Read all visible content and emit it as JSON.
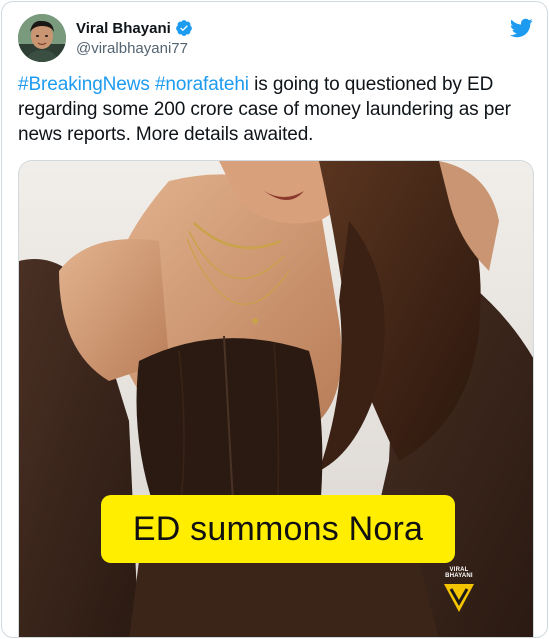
{
  "tweet": {
    "author": {
      "display_name": "Viral Bhayani",
      "handle": "@viralbhayani77",
      "verified": true
    },
    "text_parts": [
      {
        "text": "#BreakingNews",
        "type": "hashtag"
      },
      {
        "text": " ",
        "type": "plain"
      },
      {
        "text": "#norafatehi",
        "type": "hashtag"
      },
      {
        "text": " is going to questioned by ED regarding some 200 crore case of money laundering as per news reports. More details awaited.",
        "type": "plain"
      }
    ],
    "media": {
      "caption": "ED summons  Nora",
      "logo_label": "VIRAL BHAYANI"
    }
  },
  "icons": {
    "verified": "verified-badge-icon",
    "platform": "twitter-bird-icon",
    "media_logo": "vb-logo-icon"
  },
  "colors": {
    "accent": "#1d9bf0",
    "text": "#0f1419",
    "secondary_text": "#536471",
    "caption_bg": "#ffee00",
    "border": "#cfd9de"
  }
}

◆ ◆ ◆

**What is required:** Select every line of the material above holding the word "verified" and copy it.

**Reply to the exercise:**
      "verified": true
    "verified": "verified-badge-icon",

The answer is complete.